What is needed -
Copy all lines holding the word "Power" from the entries.

Records for the exercise -
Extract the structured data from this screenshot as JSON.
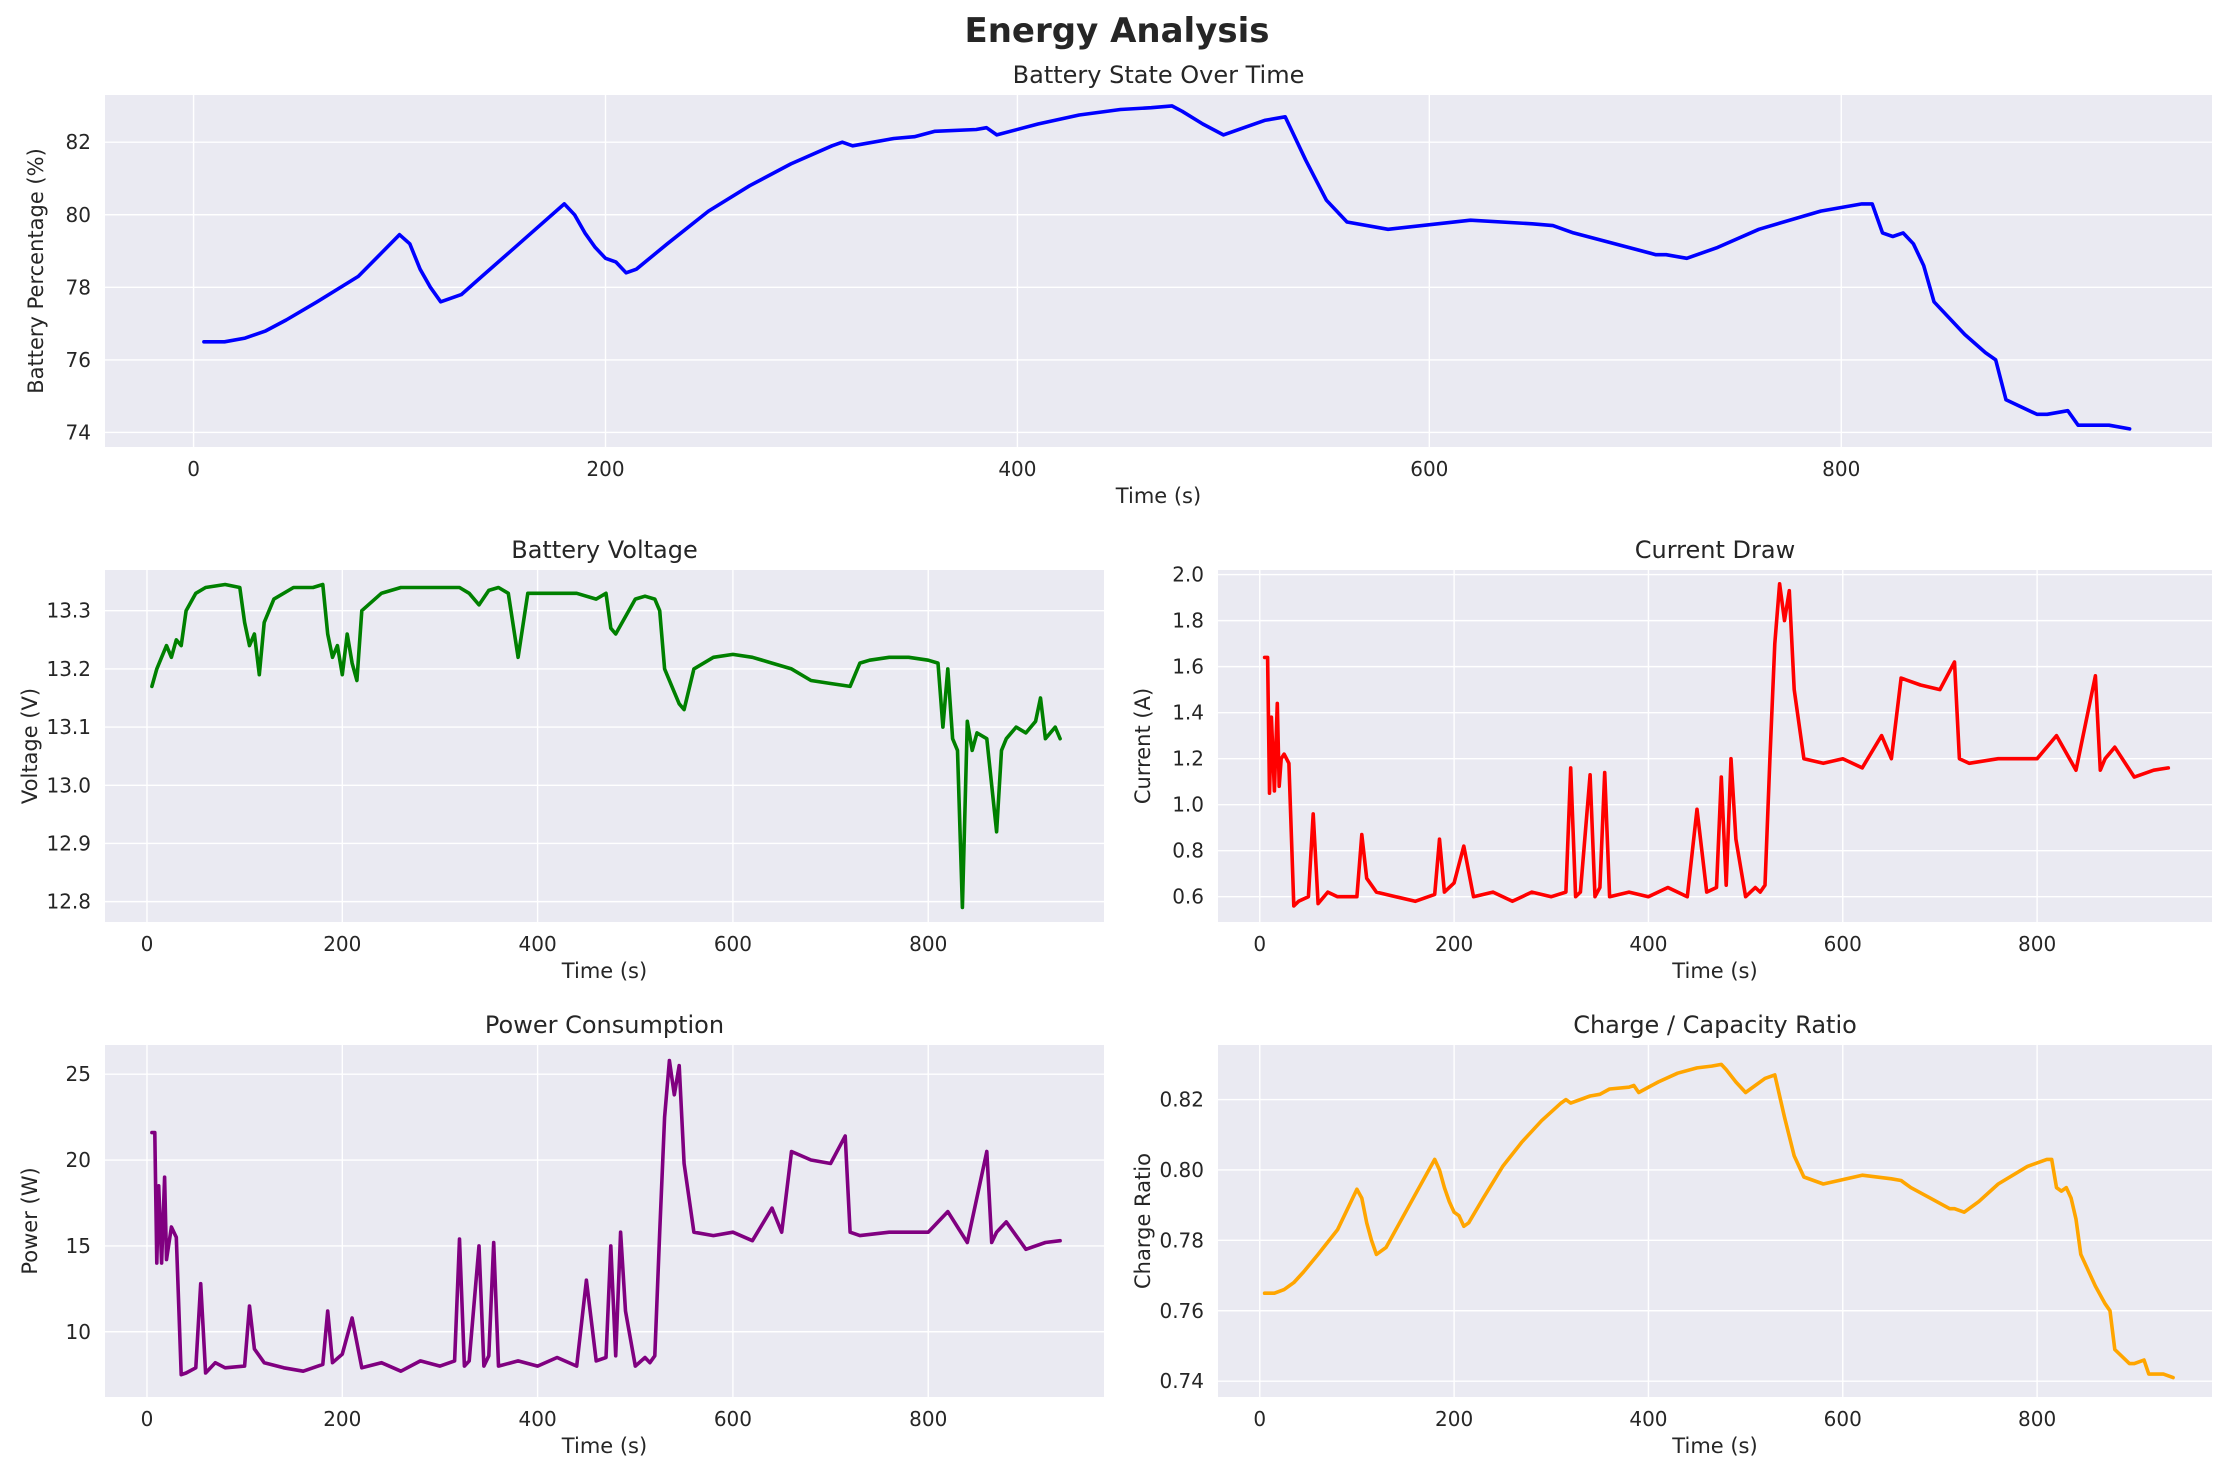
{
  "figure": {
    "title": "Energy Analysis"
  },
  "chart_data": [
    {
      "type": "line",
      "title": "Battery State Over Time",
      "xlabel": "Time (s)",
      "ylabel": "Battery Percentage (%)",
      "color": "#0000ff",
      "xlim": [
        -43,
        980
      ],
      "ylim": [
        73.6,
        83.3
      ],
      "xticks": [
        0,
        200,
        400,
        600,
        800
      ],
      "yticks": [
        74,
        76,
        78,
        80,
        82
      ],
      "grid": true,
      "x": [
        5,
        15,
        25,
        35,
        45,
        60,
        80,
        100,
        105,
        110,
        115,
        120,
        130,
        140,
        160,
        180,
        185,
        190,
        195,
        200,
        205,
        210,
        215,
        230,
        250,
        270,
        290,
        310,
        315,
        320,
        340,
        350,
        360,
        380,
        385,
        390,
        410,
        430,
        450,
        465,
        475,
        480,
        490,
        500,
        520,
        530,
        540,
        550,
        560,
        580,
        620,
        650,
        660,
        670,
        690,
        710,
        715,
        725,
        740,
        760,
        790,
        810,
        815,
        820,
        825,
        830,
        835,
        840,
        845,
        860,
        870,
        875,
        880,
        895,
        900,
        910,
        915,
        930,
        940
      ],
      "series": [
        {
          "values": [
            76.5,
            76.5,
            76.6,
            76.8,
            77.1,
            77.6,
            78.3,
            79.45,
            79.2,
            78.5,
            78.0,
            77.6,
            77.8,
            78.3,
            79.3,
            80.3,
            80.0,
            79.5,
            79.1,
            78.8,
            78.7,
            78.4,
            78.5,
            79.2,
            80.1,
            80.8,
            81.4,
            81.9,
            82.0,
            81.9,
            82.1,
            82.15,
            82.3,
            82.35,
            82.4,
            82.2,
            82.5,
            82.75,
            82.9,
            82.95,
            83.0,
            82.85,
            82.5,
            82.2,
            82.6,
            82.7,
            81.5,
            80.4,
            79.8,
            79.6,
            79.85,
            79.75,
            79.7,
            79.5,
            79.2,
            78.9,
            78.9,
            78.8,
            79.1,
            79.6,
            80.1,
            80.3,
            80.3,
            79.5,
            79.4,
            79.5,
            79.2,
            78.6,
            77.6,
            76.7,
            76.2,
            76.0,
            74.9,
            74.5,
            74.5,
            74.6,
            74.2,
            74.2,
            74.1
          ]
        }
      ]
    },
    {
      "type": "line",
      "title": "Battery Voltage",
      "xlabel": "Time (s)",
      "ylabel": "Voltage (V)",
      "color": "#008000",
      "xlim": [
        -43,
        980
      ],
      "ylim": [
        12.765,
        13.37
      ],
      "xticks": [
        0,
        200,
        400,
        600,
        800
      ],
      "yticks": [
        12.8,
        12.9,
        13.0,
        13.1,
        13.2,
        13.3
      ],
      "grid": true,
      "x": [
        5,
        10,
        15,
        20,
        25,
        30,
        35,
        40,
        50,
        60,
        80,
        95,
        100,
        105,
        110,
        115,
        120,
        130,
        150,
        170,
        180,
        185,
        190,
        195,
        200,
        205,
        210,
        215,
        220,
        240,
        260,
        300,
        320,
        330,
        340,
        350,
        360,
        370,
        380,
        390,
        400,
        420,
        440,
        460,
        470,
        475,
        480,
        500,
        510,
        520,
        525,
        530,
        540,
        545,
        550,
        560,
        580,
        600,
        620,
        640,
        660,
        680,
        700,
        720,
        730,
        740,
        760,
        780,
        800,
        810,
        815,
        820,
        825,
        830,
        835,
        840,
        845,
        850,
        860,
        865,
        870,
        875,
        880,
        890,
        900,
        910,
        915,
        920,
        930,
        935
      ],
      "series": [
        {
          "values": [
            13.17,
            13.2,
            13.22,
            13.24,
            13.22,
            13.25,
            13.24,
            13.3,
            13.33,
            13.34,
            13.345,
            13.34,
            13.28,
            13.24,
            13.26,
            13.19,
            13.28,
            13.32,
            13.34,
            13.34,
            13.345,
            13.26,
            13.22,
            13.24,
            13.19,
            13.26,
            13.21,
            13.18,
            13.3,
            13.33,
            13.34,
            13.34,
            13.34,
            13.33,
            13.31,
            13.335,
            13.34,
            13.33,
            13.22,
            13.33,
            13.33,
            13.33,
            13.33,
            13.32,
            13.33,
            13.27,
            13.26,
            13.32,
            13.325,
            13.32,
            13.3,
            13.2,
            13.16,
            13.14,
            13.13,
            13.2,
            13.22,
            13.225,
            13.22,
            13.21,
            13.2,
            13.18,
            13.175,
            13.17,
            13.21,
            13.215,
            13.22,
            13.22,
            13.215,
            13.21,
            13.1,
            13.2,
            13.08,
            13.06,
            12.79,
            13.11,
            13.06,
            13.09,
            13.08,
            13.0,
            12.92,
            13.06,
            13.08,
            13.1,
            13.09,
            13.11,
            13.15,
            13.08,
            13.1,
            13.08
          ]
        }
      ]
    },
    {
      "type": "line",
      "title": "Current Draw",
      "xlabel": "Time (s)",
      "ylabel": "Current (A)",
      "color": "#ff0000",
      "xlim": [
        -43,
        980
      ],
      "ylim": [
        0.49,
        2.02
      ],
      "xticks": [
        0,
        200,
        400,
        600,
        800
      ],
      "yticks": [
        0.6,
        0.8,
        1.0,
        1.2,
        1.4,
        1.6,
        1.8,
        2.0
      ],
      "grid": true,
      "x": [
        5,
        8,
        10,
        12,
        15,
        18,
        20,
        22,
        25,
        30,
        35,
        40,
        50,
        55,
        60,
        70,
        80,
        100,
        105,
        110,
        120,
        140,
        160,
        180,
        185,
        190,
        200,
        210,
        220,
        240,
        260,
        280,
        300,
        315,
        320,
        325,
        330,
        340,
        345,
        350,
        355,
        360,
        380,
        400,
        420,
        440,
        450,
        460,
        470,
        475,
        480,
        485,
        490,
        500,
        510,
        515,
        520,
        525,
        530,
        535,
        540,
        545,
        550,
        560,
        580,
        600,
        620,
        640,
        650,
        660,
        680,
        700,
        715,
        720,
        730,
        760,
        800,
        820,
        840,
        860,
        865,
        870,
        880,
        900,
        920,
        935
      ],
      "series": [
        {
          "values": [
            1.64,
            1.64,
            1.05,
            1.38,
            1.06,
            1.44,
            1.08,
            1.2,
            1.22,
            1.18,
            0.56,
            0.58,
            0.6,
            0.96,
            0.57,
            0.62,
            0.6,
            0.6,
            0.87,
            0.68,
            0.62,
            0.6,
            0.58,
            0.61,
            0.85,
            0.62,
            0.66,
            0.82,
            0.6,
            0.62,
            0.58,
            0.62,
            0.6,
            0.62,
            1.16,
            0.6,
            0.62,
            1.13,
            0.6,
            0.64,
            1.14,
            0.6,
            0.62,
            0.6,
            0.64,
            0.6,
            0.98,
            0.62,
            0.64,
            1.12,
            0.65,
            1.2,
            0.85,
            0.6,
            0.64,
            0.62,
            0.65,
            1.2,
            1.7,
            1.96,
            1.8,
            1.93,
            1.5,
            1.2,
            1.18,
            1.2,
            1.16,
            1.3,
            1.2,
            1.55,
            1.52,
            1.5,
            1.62,
            1.2,
            1.18,
            1.2,
            1.2,
            1.3,
            1.15,
            1.56,
            1.15,
            1.2,
            1.25,
            1.12,
            1.15,
            1.16
          ]
        }
      ]
    },
    {
      "type": "line",
      "title": "Power Consumption",
      "xlabel": "Time (s)",
      "ylabel": "Power (W)",
      "color": "#800080",
      "xlim": [
        -43,
        980
      ],
      "ylim": [
        6.2,
        26.7
      ],
      "xticks": [
        0,
        200,
        400,
        600,
        800
      ],
      "yticks": [
        10,
        15,
        20,
        25
      ],
      "grid": true,
      "x": [
        5,
        8,
        10,
        12,
        15,
        18,
        20,
        25,
        30,
        35,
        40,
        50,
        55,
        60,
        70,
        80,
        100,
        105,
        110,
        120,
        140,
        160,
        180,
        185,
        190,
        200,
        210,
        220,
        240,
        260,
        280,
        300,
        315,
        320,
        325,
        330,
        340,
        345,
        350,
        355,
        360,
        380,
        400,
        420,
        440,
        450,
        460,
        470,
        475,
        480,
        485,
        490,
        500,
        510,
        515,
        520,
        525,
        530,
        535,
        540,
        545,
        550,
        560,
        580,
        600,
        620,
        640,
        650,
        660,
        680,
        700,
        715,
        720,
        730,
        760,
        800,
        820,
        840,
        860,
        865,
        870,
        880,
        900,
        920,
        935
      ],
      "series": [
        {
          "values": [
            21.6,
            21.6,
            14.0,
            18.5,
            14.0,
            19.0,
            14.2,
            16.1,
            15.5,
            7.5,
            7.6,
            7.9,
            12.8,
            7.6,
            8.2,
            7.9,
            8.0,
            11.5,
            9.0,
            8.2,
            7.9,
            7.7,
            8.1,
            11.2,
            8.2,
            8.7,
            10.8,
            7.9,
            8.2,
            7.7,
            8.3,
            8.0,
            8.3,
            15.4,
            8.0,
            8.3,
            15.0,
            8.0,
            8.6,
            15.2,
            8.0,
            8.3,
            8.0,
            8.5,
            8.0,
            13.0,
            8.3,
            8.5,
            15.0,
            8.6,
            15.8,
            11.2,
            8.0,
            8.5,
            8.2,
            8.6,
            15.8,
            22.5,
            25.8,
            23.8,
            25.5,
            19.8,
            15.8,
            15.6,
            15.8,
            15.3,
            17.2,
            15.8,
            20.5,
            20.0,
            19.8,
            21.4,
            15.8,
            15.6,
            15.8,
            15.8,
            17.0,
            15.2,
            20.5,
            15.2,
            15.8,
            16.4,
            14.8,
            15.2,
            15.3
          ]
        }
      ]
    },
    {
      "type": "line",
      "title": "Charge / Capacity Ratio",
      "xlabel": "Time (s)",
      "ylabel": "Charge Ratio",
      "color": "#ffa500",
      "xlim": [
        -43,
        980
      ],
      "ylim": [
        0.7355,
        0.8355
      ],
      "xticks": [
        0,
        200,
        400,
        600,
        800
      ],
      "yticks": [
        0.74,
        0.76,
        0.78,
        0.8,
        0.82
      ],
      "grid": true,
      "x": [
        5,
        15,
        25,
        35,
        45,
        60,
        80,
        100,
        105,
        110,
        115,
        120,
        130,
        140,
        160,
        180,
        185,
        190,
        195,
        200,
        205,
        210,
        215,
        230,
        250,
        270,
        290,
        310,
        315,
        320,
        340,
        350,
        360,
        380,
        385,
        390,
        410,
        430,
        450,
        465,
        475,
        480,
        490,
        500,
        520,
        530,
        540,
        550,
        560,
        580,
        620,
        650,
        660,
        670,
        690,
        710,
        715,
        725,
        740,
        760,
        790,
        810,
        815,
        820,
        825,
        830,
        835,
        840,
        845,
        860,
        870,
        875,
        880,
        895,
        900,
        910,
        915,
        930,
        940
      ],
      "series": [
        {
          "values": [
            0.765,
            0.765,
            0.766,
            0.768,
            0.771,
            0.776,
            0.783,
            0.7945,
            0.792,
            0.785,
            0.78,
            0.776,
            0.778,
            0.783,
            0.793,
            0.803,
            0.8,
            0.795,
            0.791,
            0.788,
            0.787,
            0.784,
            0.785,
            0.792,
            0.801,
            0.808,
            0.814,
            0.819,
            0.82,
            0.819,
            0.821,
            0.8215,
            0.823,
            0.8235,
            0.824,
            0.822,
            0.825,
            0.8275,
            0.829,
            0.8295,
            0.83,
            0.8285,
            0.825,
            0.822,
            0.826,
            0.827,
            0.815,
            0.804,
            0.798,
            0.796,
            0.7985,
            0.7975,
            0.797,
            0.795,
            0.792,
            0.789,
            0.789,
            0.788,
            0.791,
            0.796,
            0.801,
            0.803,
            0.803,
            0.795,
            0.794,
            0.795,
            0.792,
            0.786,
            0.776,
            0.767,
            0.762,
            0.76,
            0.749,
            0.745,
            0.745,
            0.746,
            0.742,
            0.742,
            0.741
          ]
        }
      ]
    }
  ]
}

Solution to this problem -
      "title": "Power Consumption",
      "ylabel": "Power (W)",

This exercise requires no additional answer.